(Data records)
__________________________________________________

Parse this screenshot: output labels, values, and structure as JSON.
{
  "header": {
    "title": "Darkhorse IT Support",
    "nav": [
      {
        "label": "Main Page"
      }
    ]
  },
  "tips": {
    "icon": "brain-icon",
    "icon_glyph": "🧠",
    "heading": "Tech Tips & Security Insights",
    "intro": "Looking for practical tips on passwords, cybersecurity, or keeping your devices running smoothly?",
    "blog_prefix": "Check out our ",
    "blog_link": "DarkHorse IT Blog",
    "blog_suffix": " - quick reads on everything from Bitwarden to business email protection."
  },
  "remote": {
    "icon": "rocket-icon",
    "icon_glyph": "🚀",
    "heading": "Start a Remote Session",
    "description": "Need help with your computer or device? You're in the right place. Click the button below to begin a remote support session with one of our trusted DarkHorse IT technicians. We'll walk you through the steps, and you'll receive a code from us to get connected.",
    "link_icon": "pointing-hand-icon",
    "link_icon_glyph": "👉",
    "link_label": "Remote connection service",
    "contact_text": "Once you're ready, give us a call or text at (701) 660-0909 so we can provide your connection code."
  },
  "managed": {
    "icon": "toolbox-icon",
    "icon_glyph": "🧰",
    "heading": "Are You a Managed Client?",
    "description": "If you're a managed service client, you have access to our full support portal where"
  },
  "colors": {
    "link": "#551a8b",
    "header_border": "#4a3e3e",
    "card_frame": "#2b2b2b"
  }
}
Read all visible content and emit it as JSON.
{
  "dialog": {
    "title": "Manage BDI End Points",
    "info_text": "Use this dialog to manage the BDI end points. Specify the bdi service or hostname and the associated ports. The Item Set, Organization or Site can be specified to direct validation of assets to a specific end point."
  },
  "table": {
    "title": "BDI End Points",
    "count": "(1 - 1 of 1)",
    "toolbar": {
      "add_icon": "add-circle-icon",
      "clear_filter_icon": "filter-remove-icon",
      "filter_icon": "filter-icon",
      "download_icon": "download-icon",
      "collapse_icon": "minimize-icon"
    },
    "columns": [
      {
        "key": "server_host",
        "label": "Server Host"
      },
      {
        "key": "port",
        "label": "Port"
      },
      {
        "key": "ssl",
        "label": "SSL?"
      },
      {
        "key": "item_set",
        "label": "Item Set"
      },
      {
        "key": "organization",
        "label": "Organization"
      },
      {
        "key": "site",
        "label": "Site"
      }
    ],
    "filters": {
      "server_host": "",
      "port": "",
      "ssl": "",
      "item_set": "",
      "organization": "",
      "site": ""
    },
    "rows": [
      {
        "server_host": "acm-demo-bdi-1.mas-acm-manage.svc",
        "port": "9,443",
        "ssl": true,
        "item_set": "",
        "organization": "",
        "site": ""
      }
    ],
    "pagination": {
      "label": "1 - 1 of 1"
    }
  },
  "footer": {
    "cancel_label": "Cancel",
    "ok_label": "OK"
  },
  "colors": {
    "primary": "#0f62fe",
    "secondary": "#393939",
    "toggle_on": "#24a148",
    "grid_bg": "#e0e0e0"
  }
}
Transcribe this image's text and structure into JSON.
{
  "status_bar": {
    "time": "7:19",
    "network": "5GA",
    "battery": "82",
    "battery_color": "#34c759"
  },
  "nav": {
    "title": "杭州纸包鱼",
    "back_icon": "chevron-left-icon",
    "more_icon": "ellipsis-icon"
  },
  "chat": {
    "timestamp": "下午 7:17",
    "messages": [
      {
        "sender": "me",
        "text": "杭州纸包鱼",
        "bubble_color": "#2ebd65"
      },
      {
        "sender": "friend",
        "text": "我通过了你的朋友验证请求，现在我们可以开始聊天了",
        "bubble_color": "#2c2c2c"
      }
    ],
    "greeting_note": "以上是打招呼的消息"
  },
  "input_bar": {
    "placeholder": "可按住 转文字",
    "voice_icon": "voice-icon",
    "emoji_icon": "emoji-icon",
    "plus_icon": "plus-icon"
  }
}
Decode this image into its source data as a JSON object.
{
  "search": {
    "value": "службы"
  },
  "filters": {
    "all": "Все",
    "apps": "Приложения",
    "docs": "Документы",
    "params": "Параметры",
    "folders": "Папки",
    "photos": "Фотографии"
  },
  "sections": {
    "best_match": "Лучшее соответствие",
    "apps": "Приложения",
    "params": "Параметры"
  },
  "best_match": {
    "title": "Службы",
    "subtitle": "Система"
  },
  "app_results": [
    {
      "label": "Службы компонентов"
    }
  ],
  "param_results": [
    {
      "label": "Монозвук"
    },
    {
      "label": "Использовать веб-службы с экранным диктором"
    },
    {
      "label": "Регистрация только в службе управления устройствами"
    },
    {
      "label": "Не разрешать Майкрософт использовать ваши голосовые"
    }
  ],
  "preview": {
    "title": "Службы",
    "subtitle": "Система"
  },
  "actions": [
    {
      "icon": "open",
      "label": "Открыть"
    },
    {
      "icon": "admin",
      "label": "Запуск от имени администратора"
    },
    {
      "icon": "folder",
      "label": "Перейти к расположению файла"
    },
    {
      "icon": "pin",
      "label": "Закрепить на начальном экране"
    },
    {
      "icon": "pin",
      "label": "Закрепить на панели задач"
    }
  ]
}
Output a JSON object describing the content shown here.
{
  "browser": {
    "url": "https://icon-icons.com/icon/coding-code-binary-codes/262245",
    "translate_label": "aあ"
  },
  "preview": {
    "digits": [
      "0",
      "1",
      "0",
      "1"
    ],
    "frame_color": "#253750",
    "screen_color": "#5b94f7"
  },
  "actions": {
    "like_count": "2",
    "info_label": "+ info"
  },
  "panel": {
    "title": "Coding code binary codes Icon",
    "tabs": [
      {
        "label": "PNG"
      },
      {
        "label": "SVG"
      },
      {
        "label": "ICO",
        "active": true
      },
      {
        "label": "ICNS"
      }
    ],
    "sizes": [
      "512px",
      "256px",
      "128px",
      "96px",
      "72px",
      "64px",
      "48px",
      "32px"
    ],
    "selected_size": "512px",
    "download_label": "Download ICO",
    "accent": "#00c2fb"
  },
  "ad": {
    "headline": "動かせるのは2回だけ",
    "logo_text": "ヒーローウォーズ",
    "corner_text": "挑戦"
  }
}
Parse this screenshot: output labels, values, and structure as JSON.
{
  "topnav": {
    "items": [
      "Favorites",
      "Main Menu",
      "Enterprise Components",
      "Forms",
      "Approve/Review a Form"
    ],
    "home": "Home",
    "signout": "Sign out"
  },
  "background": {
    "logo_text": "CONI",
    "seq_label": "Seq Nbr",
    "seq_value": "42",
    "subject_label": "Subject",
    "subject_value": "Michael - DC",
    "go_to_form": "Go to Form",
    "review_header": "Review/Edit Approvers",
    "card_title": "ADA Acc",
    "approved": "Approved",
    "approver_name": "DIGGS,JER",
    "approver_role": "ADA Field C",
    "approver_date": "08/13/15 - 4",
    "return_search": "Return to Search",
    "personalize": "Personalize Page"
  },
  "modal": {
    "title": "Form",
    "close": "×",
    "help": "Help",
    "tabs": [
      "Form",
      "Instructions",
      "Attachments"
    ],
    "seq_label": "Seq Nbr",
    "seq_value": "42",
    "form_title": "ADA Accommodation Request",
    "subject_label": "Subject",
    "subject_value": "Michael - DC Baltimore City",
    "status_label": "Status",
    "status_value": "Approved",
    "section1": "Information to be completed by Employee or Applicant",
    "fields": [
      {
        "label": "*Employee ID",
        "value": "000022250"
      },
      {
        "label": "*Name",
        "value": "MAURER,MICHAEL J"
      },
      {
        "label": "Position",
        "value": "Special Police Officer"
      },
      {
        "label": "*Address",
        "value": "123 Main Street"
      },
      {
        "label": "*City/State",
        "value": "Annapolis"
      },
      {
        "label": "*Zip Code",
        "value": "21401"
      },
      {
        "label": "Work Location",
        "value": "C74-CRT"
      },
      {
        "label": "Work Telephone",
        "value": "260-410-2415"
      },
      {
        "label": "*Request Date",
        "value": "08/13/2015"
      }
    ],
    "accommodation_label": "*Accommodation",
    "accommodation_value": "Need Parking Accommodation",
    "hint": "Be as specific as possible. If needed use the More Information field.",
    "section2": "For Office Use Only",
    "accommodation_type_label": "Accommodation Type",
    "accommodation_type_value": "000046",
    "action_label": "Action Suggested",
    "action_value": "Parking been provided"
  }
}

__________________________________________________

| SHORT PROBLEM |
Find every line holding the word "params"; give their count and nothing else.

| CORRECT OUTPUT |
2